EXERCISE DESCRIPTION:
Below are records; work out how many of their lines contain "value" and give only that number.

## START INPUT

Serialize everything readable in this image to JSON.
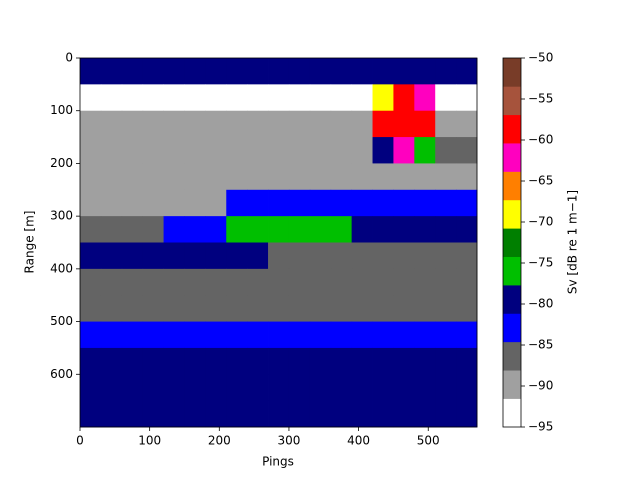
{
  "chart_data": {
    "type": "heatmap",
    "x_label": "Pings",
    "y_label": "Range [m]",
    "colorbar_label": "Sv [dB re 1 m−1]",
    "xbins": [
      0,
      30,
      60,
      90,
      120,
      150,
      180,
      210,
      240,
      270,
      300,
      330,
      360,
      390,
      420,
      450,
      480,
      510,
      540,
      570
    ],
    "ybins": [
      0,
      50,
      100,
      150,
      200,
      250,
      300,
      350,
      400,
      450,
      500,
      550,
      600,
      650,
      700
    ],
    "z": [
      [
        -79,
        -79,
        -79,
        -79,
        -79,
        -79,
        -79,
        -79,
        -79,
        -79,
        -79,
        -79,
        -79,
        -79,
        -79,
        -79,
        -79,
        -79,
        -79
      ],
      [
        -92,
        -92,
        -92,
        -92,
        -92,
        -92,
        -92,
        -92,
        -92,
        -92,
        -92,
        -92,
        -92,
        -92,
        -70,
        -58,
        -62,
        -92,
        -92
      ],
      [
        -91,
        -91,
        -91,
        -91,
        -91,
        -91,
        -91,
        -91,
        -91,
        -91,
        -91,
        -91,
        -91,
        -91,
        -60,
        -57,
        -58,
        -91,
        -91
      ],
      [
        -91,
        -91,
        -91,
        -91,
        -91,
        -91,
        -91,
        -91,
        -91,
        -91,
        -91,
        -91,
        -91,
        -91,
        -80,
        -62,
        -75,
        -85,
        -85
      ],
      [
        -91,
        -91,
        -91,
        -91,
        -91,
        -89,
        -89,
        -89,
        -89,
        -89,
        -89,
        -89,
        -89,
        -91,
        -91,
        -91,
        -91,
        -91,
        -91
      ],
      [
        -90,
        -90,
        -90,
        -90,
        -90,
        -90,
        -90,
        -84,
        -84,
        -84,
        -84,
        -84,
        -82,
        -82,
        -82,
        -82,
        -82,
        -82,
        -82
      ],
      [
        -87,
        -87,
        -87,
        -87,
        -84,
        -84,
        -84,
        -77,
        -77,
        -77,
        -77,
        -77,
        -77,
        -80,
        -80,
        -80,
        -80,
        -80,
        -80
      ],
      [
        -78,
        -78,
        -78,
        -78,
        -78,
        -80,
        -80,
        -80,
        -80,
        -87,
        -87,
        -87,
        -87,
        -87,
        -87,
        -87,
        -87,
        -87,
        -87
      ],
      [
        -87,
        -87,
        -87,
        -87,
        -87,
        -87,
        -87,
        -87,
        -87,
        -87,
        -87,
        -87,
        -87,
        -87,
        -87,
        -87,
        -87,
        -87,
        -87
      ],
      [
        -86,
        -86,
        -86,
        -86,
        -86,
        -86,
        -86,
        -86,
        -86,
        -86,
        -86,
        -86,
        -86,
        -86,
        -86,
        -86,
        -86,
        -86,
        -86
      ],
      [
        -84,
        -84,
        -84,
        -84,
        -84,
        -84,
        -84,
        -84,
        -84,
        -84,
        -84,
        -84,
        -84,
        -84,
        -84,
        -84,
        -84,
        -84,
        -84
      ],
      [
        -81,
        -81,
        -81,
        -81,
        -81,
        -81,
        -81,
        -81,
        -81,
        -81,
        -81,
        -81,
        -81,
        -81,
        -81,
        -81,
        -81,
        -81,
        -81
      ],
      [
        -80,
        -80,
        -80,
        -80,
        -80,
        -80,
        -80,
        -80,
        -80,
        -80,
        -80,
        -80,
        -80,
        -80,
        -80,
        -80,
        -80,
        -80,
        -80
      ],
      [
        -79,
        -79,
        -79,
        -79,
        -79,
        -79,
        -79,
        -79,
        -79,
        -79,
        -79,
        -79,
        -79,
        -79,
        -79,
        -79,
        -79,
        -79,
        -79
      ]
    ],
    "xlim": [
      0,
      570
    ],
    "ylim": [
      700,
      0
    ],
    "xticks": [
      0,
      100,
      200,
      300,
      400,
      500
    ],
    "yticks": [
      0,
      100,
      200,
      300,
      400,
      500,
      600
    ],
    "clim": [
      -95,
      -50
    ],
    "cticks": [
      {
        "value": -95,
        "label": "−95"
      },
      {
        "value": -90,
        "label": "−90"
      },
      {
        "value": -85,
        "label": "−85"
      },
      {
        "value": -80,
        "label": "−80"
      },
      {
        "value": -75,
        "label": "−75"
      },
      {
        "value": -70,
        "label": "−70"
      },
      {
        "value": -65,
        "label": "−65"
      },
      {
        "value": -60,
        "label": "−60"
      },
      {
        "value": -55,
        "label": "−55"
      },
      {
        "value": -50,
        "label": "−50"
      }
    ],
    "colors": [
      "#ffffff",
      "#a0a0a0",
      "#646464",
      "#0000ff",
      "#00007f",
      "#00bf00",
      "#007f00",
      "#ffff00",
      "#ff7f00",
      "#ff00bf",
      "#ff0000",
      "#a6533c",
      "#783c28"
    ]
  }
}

## END INPUT

TASK RESPONSE:
10